### Problem to solve
Every line containing the word "system" needs to be found and copied.

### Records for the exercise
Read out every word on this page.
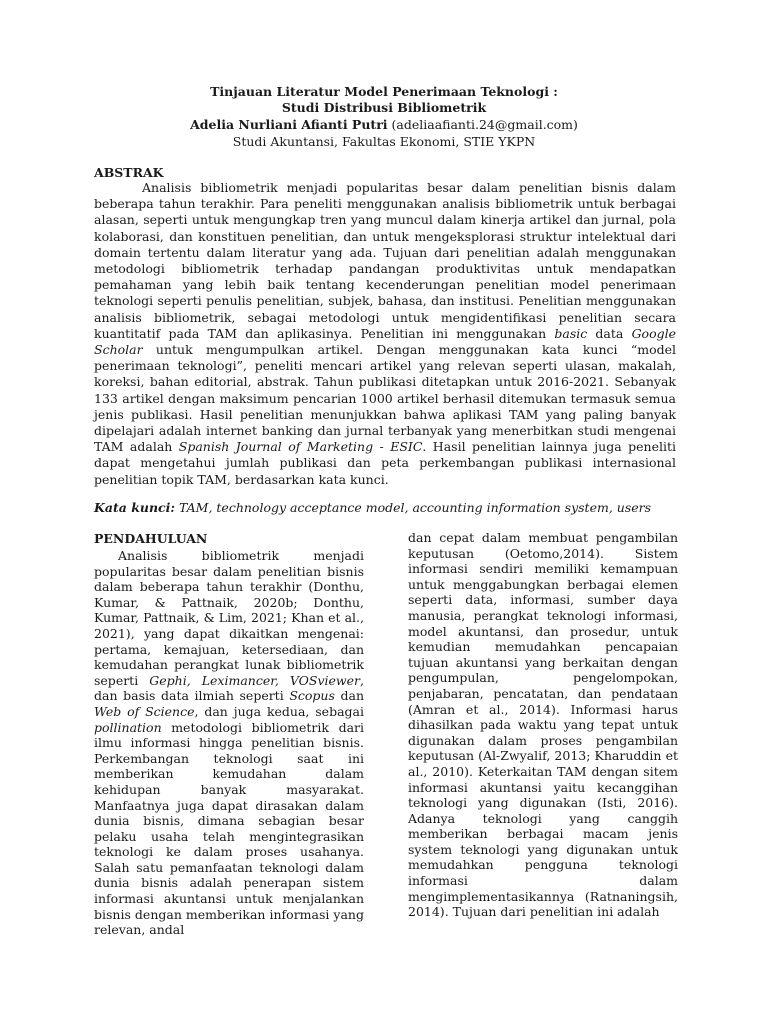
Tinjauan Literatur Model Penerimaan Teknologi :
Studi Distribusi Bibliometrik
Adelia Nurliani Afianti Putri (adeliaafianti.24@gmail.com)
Studi Akuntansi, Fakultas Ekonomi, STIE YKPN
ABSTRAK
Analisis bibliometrik menjadi popularitas besar dalam penelitian bisnis dalam beberapa tahun terakhir. Para peneliti menggunakan analisis bibliometrik untuk berbagai alasan, seperti untuk mengungkap tren yang muncul dalam kinerja artikel dan jurnal, pola kolaborasi, dan konstituen penelitian, dan untuk mengeksplorasi struktur intelektual dari domain tertentu dalam literatur yang ada. Tujuan dari penelitian adalah menggunakan metodologi bibliometrik terhadap pandangan produktivitas untuk mendapatkan pemahaman yang lebih baik tentang kecenderungan penelitian model penerimaan teknologi seperti penulis penelitian, subjek, bahasa, dan institusi. Penelitian menggunakan analisis bibliometrik, sebagai metodologi untuk mengidentifikasi penelitian secara kuantitatif pada TAM dan aplikasinya. Penelitian ini menggunakan basic data Google Scholar untuk mengumpulkan artikel. Dengan menggunakan kata kunci “model penerimaan teknologi”, peneliti mencari artikel yang relevan seperti ulasan, makalah, koreksi, bahan editorial, abstrak. Tahun publikasi ditetapkan untuk 2016-2021. Sebanyak 133 artikel dengan maksimum pencarian 1000 artikel berhasil ditemukan termasuk semua jenis publikasi. Hasil penelitian menunjukkan bahwa aplikasi TAM yang paling banyak dipelajari adalah internet banking dan jurnal terbanyak yang menerbitkan studi mengenai TAM adalah Spanish Journal of Marketing - ESIC. Hasil penelitian lainnya juga peneliti dapat mengetahui jumlah publikasi dan peta perkembangan publikasi internasional penelitian topik TAM, berdasarkan kata kunci.
Kata kunci: TAM, technology acceptance model, accounting information system, users
PENDAHULUAN
Analisis bibliometrik menjadi popularitas besar dalam penelitian bisnis dalam beberapa tahun terakhir (Donthu, Kumar, & Pattnaik, 2020b; Donthu, Kumar, Pattnaik, & Lim, 2021; Khan et al., 2021), yang dapat dikaitkan mengenai: pertama, kemajuan, ketersediaan, dan kemudahan perangkat lunak bibliometrik seperti Gephi, Leximancer, VOSviewer, dan basis data ilmiah seperti Scopus dan Web of Science, dan juga kedua, sebagai pollination metodologi bibliometrik dari ilmu informasi hingga penelitian bisnis. Perkembangan teknologi saat ini memberikan kemudahan dalam kehidupan banyak masyarakat. Manfaatnya juga dapat dirasakan dalam dunia bisnis, dimana sebagian besar pelaku usaha telah mengintegrasikan teknologi ke dalam proses usahanya. Salah satu pemanfaatan teknologi dalam dunia bisnis adalah penerapan sistem informasi akuntansi untuk menjalankan bisnis dengan memberikan informasi yang relevan, andal
dan cepat dalam membuat pengambilan keputusan (Oetomo,2014). Sistem informasi sendiri memiliki kemampuan untuk menggabungkan berbagai elemen seperti data, informasi, sumber daya manusia, perangkat teknologi informasi, model akuntansi, dan prosedur, untuk kemudian memudahkan pencapaian tujuan akuntansi yang berkaitan dengan pengumpulan, pengelompokan, penjabaran, pencatatan, dan pendataan (Amran et al., 2014). Informasi harus dihasilkan pada waktu yang tepat untuk digunakan dalam proses pengambilan keputusan (Al-Zwyalif, 2013; Kharuddin et al., 2010). Keterkaitan TAM dengan sitem informasi akuntansi yaitu kecanggihan teknologi yang digunakan (Isti, 2016). Adanya teknologi yang canggih memberikan berbagai macam jenis system teknologi yang digunakan untuk memudahkan pengguna teknologi informasi dalam mengimplementasikannya (Ratnaningsih, 2014). Tujuan dari penelitian ini adalah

### Written response
Kata kunci: TAM, technology acceptance model, accounting information system, users
dan cepat dalam membuat pengambilan keputusan (Oetomo,2014). Sistem informasi sendiri memiliki kemampuan untuk menggabungkan berbagai elemen seperti data, informasi, sumber daya manusia, perangkat teknologi informasi, model akuntansi, dan prosedur, untuk kemudian memudahkan pencapaian tujuan akuntansi yang berkaitan dengan pengumpulan, pengelompokan, penjabaran, pencatatan, dan pendataan (Amran et al., 2014). Informasi harus dihasilkan pada waktu yang tepat untuk digunakan dalam proses pengambilan keputusan (Al-Zwyalif, 2013; Kharuddin et al., 2010). Keterkaitan TAM dengan sitem informasi akuntansi yaitu kecanggihan teknologi yang digunakan (Isti, 2016). Adanya teknologi yang canggih memberikan berbagai macam jenis system teknologi yang digunakan untuk memudahkan pengguna teknologi informasi dalam mengimplementasikannya (Ratnaningsih, 2014). Tujuan dari penelitian ini adalah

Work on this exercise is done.